US 5033643 A
A method for the dispensing of a filling material, especially a liquid detergent, from a container provided for this purpose into a material to be washed during a mechanical washing process wherein the container with the filling material is subjected to the washing process, filling material being delivered from the container during this process. The provision is made that the dispensing of the filling material from the container is regulated by exertion of a force on the container during the washing process. Furthermore, a container is provided suitable for performing this method.
1. A container for dispensing a detergent into material to be washed during a machine washing process, comprising:
two container portions which are movably linked to each other to be movable in a substantially telescopic manner with respect to each other in direction of an axis of said container;
a first of said two container portions defining a receptacle for containing detergent, said first portion having an opening in a plane which is arranged substantially perpendicular to said axis and said first portion having a sealing rim around said opening;
a second of said two container portions including a cup part having an axially open upper end a cup bottom and a cup wall arranged around said cup bottom substantially perpendicular to said cup bottom; said cup part being mounted on said container so as to be movable within said opening of said first container portion;
at least one dispenser opening arranged in said cup wall;
said dispenser opening in said cup wall being moved at least partially past said sealing rim as said two container portions are moved towards each other so that said dispenser opening at least partially enters into said receptacle of said first container portion to allow dispensing of said detergent out of said receptacle through said dispenser opening in said cup part and whereas said dispenser opening is sealed from the detergent in said receptacle by said sealing rim as said two container portions are telescopically separated from each other.

- _Entries supplied_:
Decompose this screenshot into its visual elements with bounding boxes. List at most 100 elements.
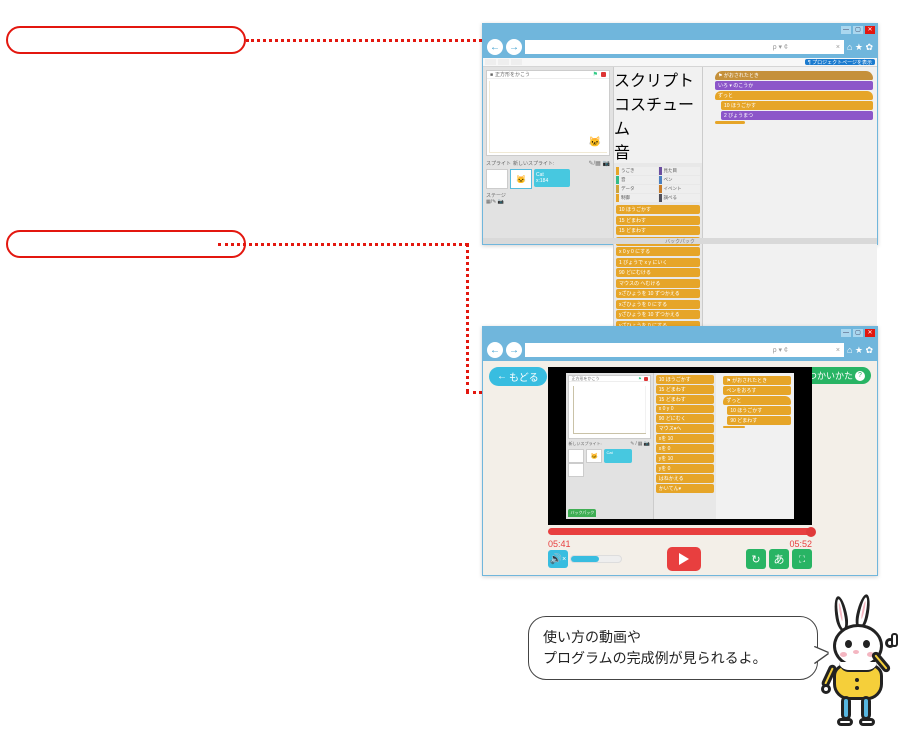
volume-slider[interactable] <box>570 555 622 563</box>
looks-block[interactable]: 2 びょうまつ <box>721 111 873 120</box>
event-block[interactable]: ⚑ がおされたとき <box>715 71 873 80</box>
block[interactable]: yざひょうを 10 ずつかえる <box>616 310 700 319</box>
subtitle-button[interactable]: あ <box>769 549 789 569</box>
block: xを 0 <box>656 444 715 453</box>
volume-control[interactable]: 🔊× <box>548 550 622 568</box>
url-bar[interactable]: ρ ▾ ¢ × <box>525 40 844 54</box>
category-list: うごき 見た目 音 ペン データ イベント 制御 調べる <box>616 167 700 202</box>
block[interactable]: 15 どまわす <box>616 216 700 225</box>
window-minimize-button[interactable]: — <box>841 329 851 337</box>
stop-button[interactable] <box>601 72 606 77</box>
control-end[interactable] <box>715 121 745 124</box>
scratch-editor: ¶ プロジェクトページを表示 ■正方形をかこう ⚑ 🐱 スプライト <box>483 58 877 244</box>
sprite-row: 🐱 Cat x:184 <box>486 167 610 191</box>
block[interactable]: 1 びょうで x y にいく <box>616 258 700 267</box>
url-bar[interactable]: ρ ▾ ¢ × <box>525 343 844 357</box>
block[interactable]: マウスの へむける <box>616 279 700 288</box>
video-progress-bar[interactable] <box>548 528 812 535</box>
cat-data[interactable]: データ <box>616 185 658 193</box>
replay-button[interactable]: ↻ <box>746 549 766 569</box>
cat-motion[interactable]: うごき <box>616 167 658 175</box>
block[interactable]: 90 どにむける <box>616 268 700 277</box>
video-new-sprite: 新しいスプライト:✎/▦📷 <box>568 441 650 447</box>
motion-block[interactable]: 10 ほうごかす <box>721 101 873 110</box>
rabbit-cheek <box>840 652 847 657</box>
sprite-panel: スプライト 新しいスプライト: ✎/▦ 📷 🐱 Cat x:184 ステージ ▦… <box>486 160 610 212</box>
block[interactable]: 10 ほうごかす <box>616 205 700 214</box>
block[interactable]: x 0 y 0 にする <box>616 247 700 256</box>
video-script-stack: ⚑ がおされたとき ペンをおろす ずっと 10 ほうごかす 90 どまわす <box>723 376 790 428</box>
menu-edit[interactable] <box>498 59 509 65</box>
speech-bubble: 使い方の動画や プログラムの完成例が見られるよ。 <box>528 616 818 680</box>
backpack-tray[interactable]: バックパック <box>483 238 877 244</box>
callout-pill-1 <box>6 26 246 54</box>
block[interactable]: 15 どまわす <box>616 226 700 235</box>
nav-forward-button[interactable]: → <box>506 39 522 55</box>
stage-thumbnail[interactable] <box>486 169 508 189</box>
menu-help[interactable] <box>511 59 522 65</box>
project-page-button[interactable]: ¶ プロジェクトページを表示 <box>805 59 875 65</box>
speaker-icon[interactable]: 🔊× <box>548 550 568 568</box>
play-button[interactable] <box>667 547 701 571</box>
arrow-left-icon: ← <box>497 371 507 382</box>
tab-costumes[interactable]: コスチューム <box>614 91 702 139</box>
block: かいてん▾ <box>656 484 715 493</box>
backdrops-icons[interactable]: ▦/✎ 📷 <box>486 199 610 205</box>
url-search-label: ρ ▾ ¢ <box>773 43 788 51</box>
right-buttons: ↻ あ ⛶ <box>746 549 812 569</box>
scratch-menubar: ¶ プロジェクトページを表示 <box>483 58 877 67</box>
sprite-thumbnail-cat[interactable]: 🐱 <box>510 169 532 189</box>
video-script-area: ⚑ がおされたとき ペンをおろす ずっと 10 ほうごかす 90 どまわす <box>716 373 793 518</box>
block[interactable]: xざひょうを 10 ずつかえる <box>616 289 700 298</box>
rabbit-nose <box>853 650 859 654</box>
stage-canvas[interactable]: 🐱 <box>489 81 607 153</box>
control-end <box>723 426 745 428</box>
rabbit-leg <box>841 696 851 720</box>
url-clear-icon[interactable]: × <box>836 44 840 51</box>
block: x 0 y 0 <box>656 405 715 413</box>
nav-back-button[interactable]: ← <box>487 39 503 55</box>
nav-back-button[interactable]: ← <box>487 342 503 358</box>
video-stage-col: 正方形をかこう ⚑ 新しいスプライト:✎/▦📷 🐱 Cat <box>566 373 652 518</box>
back-button[interactable]: ← もどる <box>489 367 547 386</box>
url-search-label: ρ ▾ ¢ <box>773 346 788 354</box>
video-frame[interactable]: 正方形をかこう ⚑ 新しいスプライト:✎/▦📷 🐱 Cat <box>548 367 812 525</box>
window-close-button[interactable]: ✕ <box>865 26 875 34</box>
fullscreen-button[interactable]: ⛶ <box>792 549 812 569</box>
url-clear-icon[interactable]: × <box>836 347 840 354</box>
script-stack[interactable]: ⚑ がおされたとき いろ ▾ のこうか ずっと 10 ほうごかす 2 びょうまつ <box>715 71 873 124</box>
cat-looks[interactable]: 見た目 <box>659 167 701 175</box>
cat-pen[interactable]: ペン <box>659 176 701 184</box>
browser-menu-icons[interactable]: ⌂ ★ ✿ <box>847 42 873 53</box>
cat-events[interactable]: イベント <box>659 185 701 193</box>
tab-sounds[interactable]: 音 <box>614 139 702 163</box>
new-sprite-icons[interactable]: ✎/▦ 📷 <box>588 160 610 167</box>
cat-sound[interactable]: 音 <box>616 176 658 184</box>
window-close-button[interactable]: ✕ <box>865 329 875 337</box>
menu-file[interactable] <box>485 59 496 65</box>
looks-block[interactable]: いろ ▾ のこうか <box>715 81 873 90</box>
window-minimize-button[interactable]: — <box>841 26 851 34</box>
connector-2-horiz <box>218 243 468 246</box>
how-to-use-button[interactable]: つかいかた ? <box>802 367 871 384</box>
block: xを 10 <box>656 434 715 443</box>
cat-sprite-icon[interactable]: 🐱 <box>589 137 601 148</box>
browser-menu-icons[interactable]: ⌂ ★ ✿ <box>847 345 873 356</box>
green-flag-button[interactable]: ⚑ <box>593 71 598 78</box>
progress-knob[interactable] <box>806 527 816 537</box>
cat-sensing[interactable]: 調べる <box>659 194 701 202</box>
rabbit-eye <box>863 640 870 648</box>
window-maximize-button[interactable]: ▢ <box>853 329 863 337</box>
block[interactable]: xざひょうを 0 にする <box>616 300 700 309</box>
nav-forward-button[interactable]: → <box>506 342 522 358</box>
scratch-left-column: ■正方形をかこう ⚑ 🐱 スプライト 新しいスプライト: ✎/▦ 📷 <box>483 67 613 353</box>
script-area[interactable]: ⚑ がおされたとき いろ ▾ のこうか ずっと 10 ほうごかす 2 びょうまつ… <box>703 67 877 353</box>
tab-scripts[interactable]: スクリプト <box>614 67 702 91</box>
bubble-line-2: プログラムの完成例が見られるよ。 <box>543 648 803 669</box>
window-maximize-button[interactable]: ▢ <box>853 26 863 34</box>
cat-control[interactable]: 制御 <box>616 194 658 202</box>
selection-border <box>510 169 532 189</box>
block: はねかえる <box>656 474 715 483</box>
rabbit-foot <box>837 718 853 726</box>
control-block[interactable]: ずっと <box>715 91 873 100</box>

- _Exercise instructions_:
1 - According to the patent text on the detergent container, how is the dispensing of the filling material from the container regulated?
2 - Pick up the patent text on the detergent container after its last sentence and continue it.
The listing comes from a different source than the patent text on the detergent container.

- _Responses to the tasks_:
1 - It is regulated by exerting a force on the container during the washing process.

2 -
2. The container of claim 1, wherein said cup part is double walled with an outer wall thereof movably linked to said first container portion in said substantially telescopic manner.
3. The container of claim 2, wherein said first container portion comprises a ring-shaped channel arranged substantially coaxially to said axis, said outer wall of said cup portion being slidably movable within said ring channel in said axial direction.
4. The container of claim 3, wherein said channel and said outer wall located slidably movable within said channel comprise sections of at least two different frictional engagement being said channel and said outer wall, said frictional engagement being selectable by angularly displacing said outer wall within said ring channel.
5. The container of claim 3, wherein said outer wall and said ring channel comprise respective abutments which engage one another when said two container portions are telescopically separated from one another a predetermined amount to prevent pulling out of said outer wall from said ring channel.
6. The container of claim 3, wherein an inner wall portion of said ring channel of the first container portion is linked to said sealing rim.
7. The container of claim 1, further comprising respective control surfaces at said two container portions, said control surfaces providing for a telescopic movement of said two container portions from each other as said two container portions are twisted relative to each other.
8. The container of claim 1, wherein said first container portion comprises a bottom section and a base portion of a lid which are releasably connected to one another, said base portion of the lid having said sealing rim formed thereon.
The present invention relates to a method for the dispensing of a filling material, especially a liquid detergent, from a container provided for this purpose into a material to be washed during a mechanical washing process wherein the container with the filling material is subjected to the washing process, filling material being delivered from the container during this process.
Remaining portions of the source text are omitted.